(Job):
Gather the lines from the material that contain "text".

(Given records):
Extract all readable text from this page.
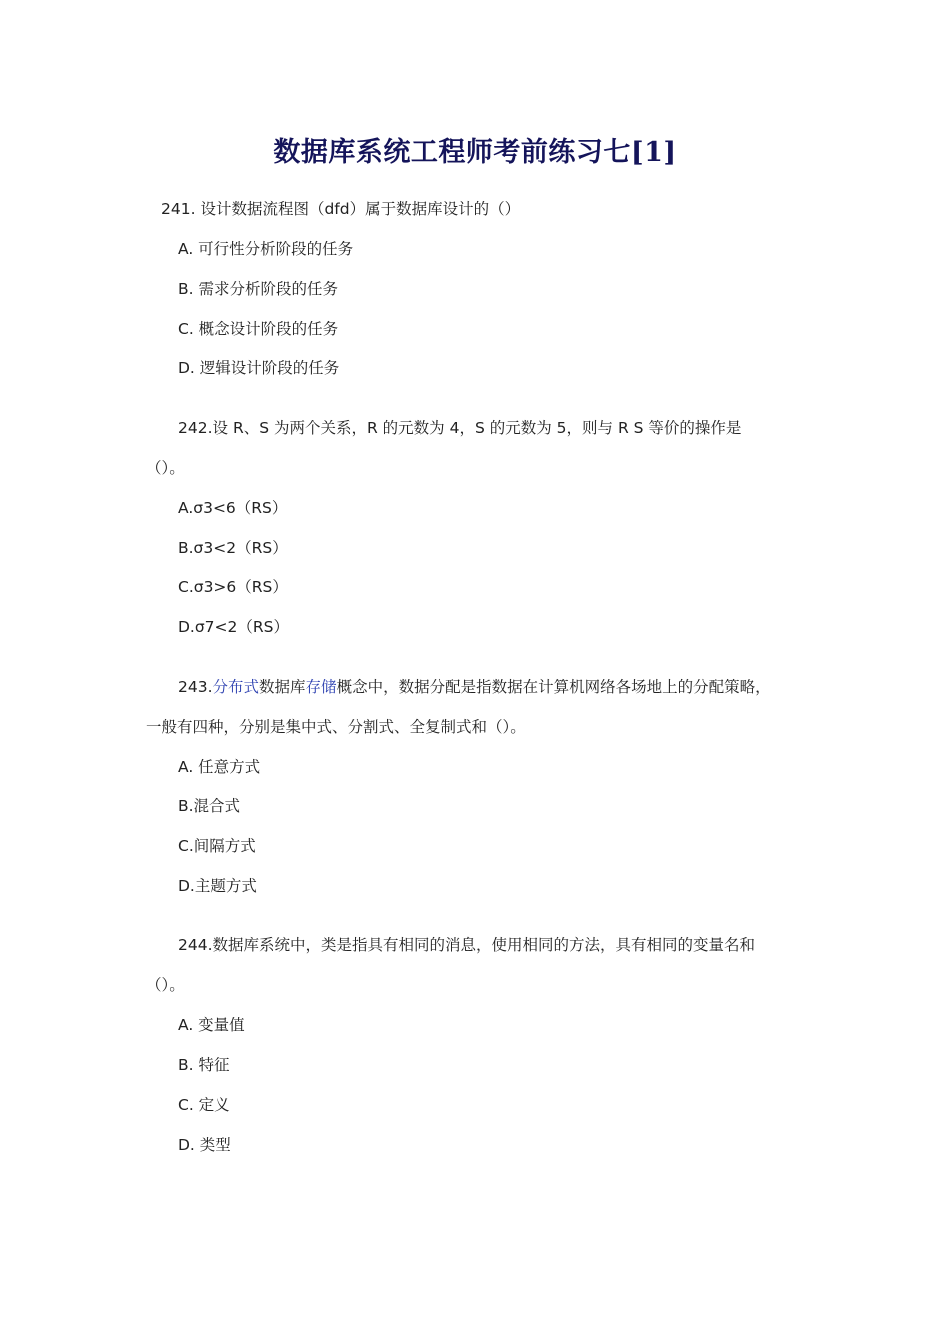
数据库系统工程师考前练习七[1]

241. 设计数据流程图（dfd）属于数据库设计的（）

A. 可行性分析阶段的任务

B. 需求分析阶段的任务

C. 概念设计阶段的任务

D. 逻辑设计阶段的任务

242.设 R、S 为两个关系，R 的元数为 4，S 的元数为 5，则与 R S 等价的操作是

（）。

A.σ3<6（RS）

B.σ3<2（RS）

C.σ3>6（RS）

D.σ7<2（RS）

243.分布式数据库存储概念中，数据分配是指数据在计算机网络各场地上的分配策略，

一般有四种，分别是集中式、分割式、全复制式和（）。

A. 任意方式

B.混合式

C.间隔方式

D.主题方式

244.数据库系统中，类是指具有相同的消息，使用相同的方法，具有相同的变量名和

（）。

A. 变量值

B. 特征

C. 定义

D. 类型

--

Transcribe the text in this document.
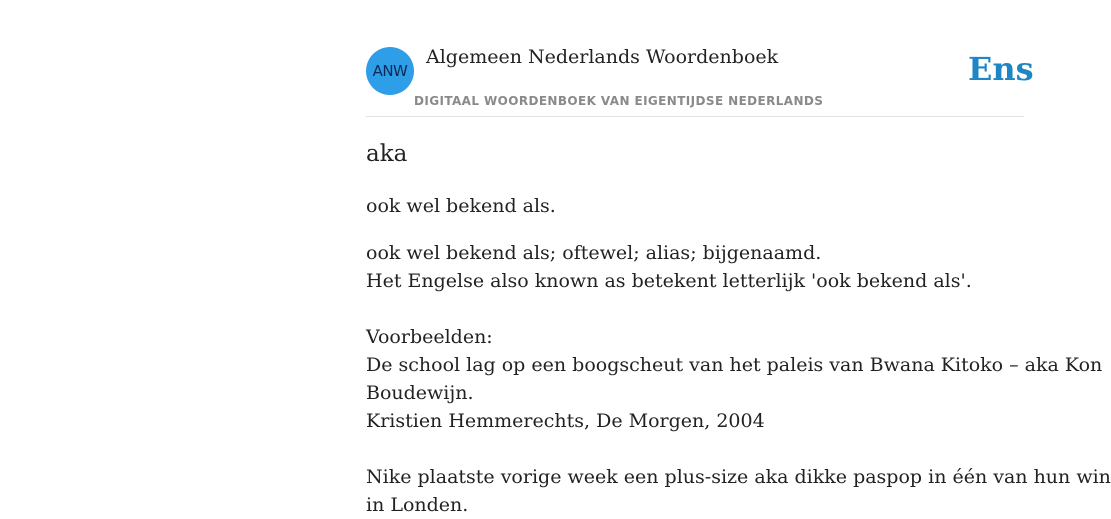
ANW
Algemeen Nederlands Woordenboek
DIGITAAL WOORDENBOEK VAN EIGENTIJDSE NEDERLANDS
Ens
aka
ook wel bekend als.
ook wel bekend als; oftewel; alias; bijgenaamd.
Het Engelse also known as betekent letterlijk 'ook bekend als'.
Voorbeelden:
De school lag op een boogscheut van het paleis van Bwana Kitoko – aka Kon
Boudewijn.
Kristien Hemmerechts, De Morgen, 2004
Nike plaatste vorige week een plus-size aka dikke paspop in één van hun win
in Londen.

(Output below):
Extract all readable text from this page.
Transcribe the text in this document.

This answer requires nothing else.